-- Start Data supplied --
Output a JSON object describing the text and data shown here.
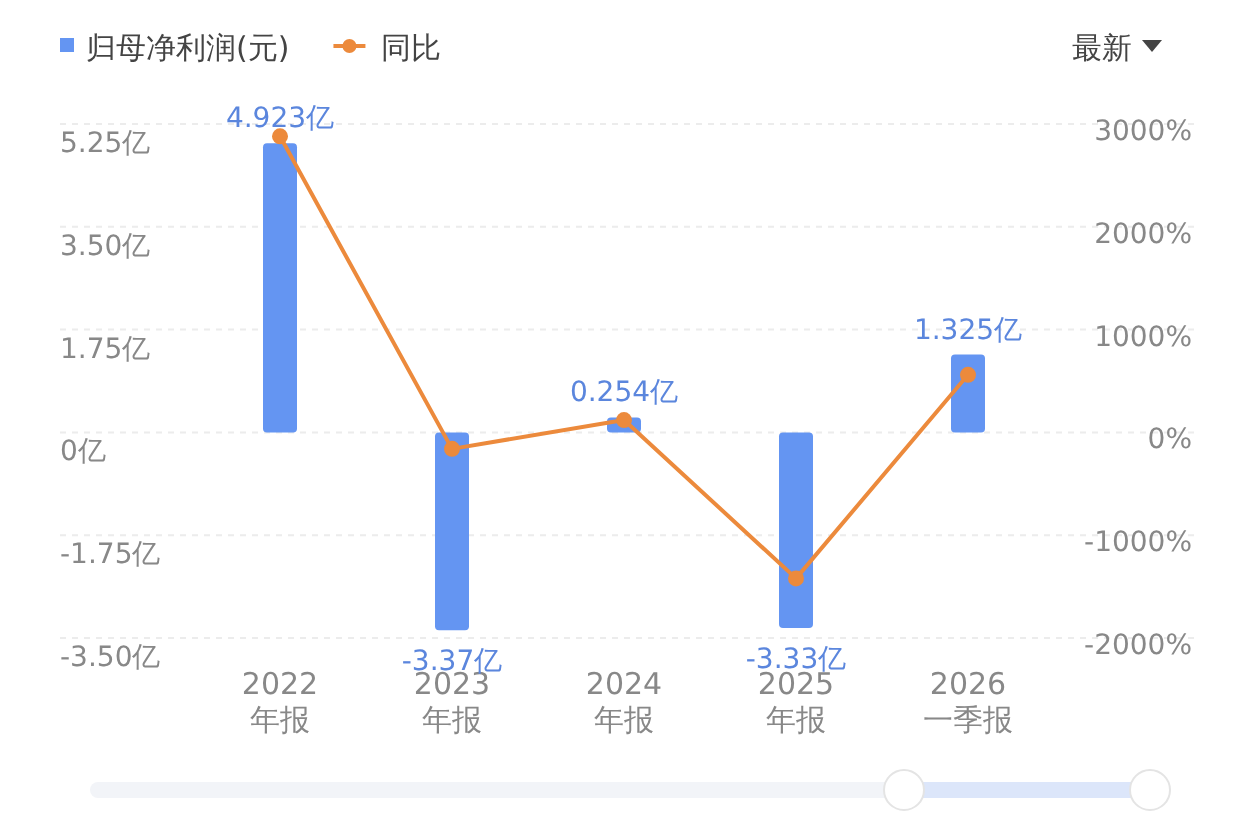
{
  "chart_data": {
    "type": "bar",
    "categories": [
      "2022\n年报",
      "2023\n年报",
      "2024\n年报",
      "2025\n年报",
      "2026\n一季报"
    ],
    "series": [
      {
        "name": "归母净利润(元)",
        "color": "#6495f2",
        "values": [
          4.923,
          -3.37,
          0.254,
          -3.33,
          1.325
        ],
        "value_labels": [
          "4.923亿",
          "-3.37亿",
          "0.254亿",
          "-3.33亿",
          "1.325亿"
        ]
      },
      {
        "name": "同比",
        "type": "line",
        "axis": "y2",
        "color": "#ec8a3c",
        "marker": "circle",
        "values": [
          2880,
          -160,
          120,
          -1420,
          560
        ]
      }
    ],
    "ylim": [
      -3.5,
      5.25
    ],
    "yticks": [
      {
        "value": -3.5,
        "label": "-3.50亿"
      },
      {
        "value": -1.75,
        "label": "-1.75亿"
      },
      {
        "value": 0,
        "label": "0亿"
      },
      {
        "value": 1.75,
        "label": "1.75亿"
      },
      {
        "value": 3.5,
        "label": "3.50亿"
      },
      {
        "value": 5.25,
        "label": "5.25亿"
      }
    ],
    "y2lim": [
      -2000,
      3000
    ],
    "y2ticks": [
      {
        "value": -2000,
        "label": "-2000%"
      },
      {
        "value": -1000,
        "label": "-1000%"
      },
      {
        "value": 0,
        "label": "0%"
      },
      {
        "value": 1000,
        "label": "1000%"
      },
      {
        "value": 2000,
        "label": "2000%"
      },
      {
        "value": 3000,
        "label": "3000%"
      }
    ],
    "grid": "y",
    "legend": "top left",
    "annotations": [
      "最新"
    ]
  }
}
-- End Data supplied --
Aim: From the material above, reproduce everything verbatim except the pictures.

Answer to this exercise:
Output a JSON object describing the text and data shown here.
{
  "chart_data": {
    "type": "bar",
    "categories": [
      "2022\n年报",
      "2023\n年报",
      "2024\n年报",
      "2025\n年报",
      "2026\n一季报"
    ],
    "series": [
      {
        "name": "归母净利润(元)",
        "color": "#6495f2",
        "values": [
          4.923,
          -3.37,
          0.254,
          -3.33,
          1.325
        ],
        "value_labels": [
          "4.923亿",
          "-3.37亿",
          "0.254亿",
          "-3.33亿",
          "1.325亿"
        ]
      },
      {
        "name": "同比",
        "type": "line",
        "axis": "y2",
        "color": "#ec8a3c",
        "marker": "circle",
        "values": [
          2880,
          -160,
          120,
          -1420,
          560
        ]
      }
    ],
    "ylim": [
      -3.5,
      5.25
    ],
    "yticks": [
      {
        "value": -3.5,
        "label": "-3.50亿"
      },
      {
        "value": -1.75,
        "label": "-1.75亿"
      },
      {
        "value": 0,
        "label": "0亿"
      },
      {
        "value": 1.75,
        "label": "1.75亿"
      },
      {
        "value": 3.5,
        "label": "3.50亿"
      },
      {
        "value": 5.25,
        "label": "5.25亿"
      }
    ],
    "y2lim": [
      -2000,
      3000
    ],
    "y2ticks": [
      {
        "value": -2000,
        "label": "-2000%"
      },
      {
        "value": -1000,
        "label": "-1000%"
      },
      {
        "value": 0,
        "label": "0%"
      },
      {
        "value": 1000,
        "label": "1000%"
      },
      {
        "value": 2000,
        "label": "2000%"
      },
      {
        "value": 3000,
        "label": "3000%"
      }
    ],
    "grid": "y",
    "legend": "top left",
    "annotations": [
      "最新"
    ]
  }
}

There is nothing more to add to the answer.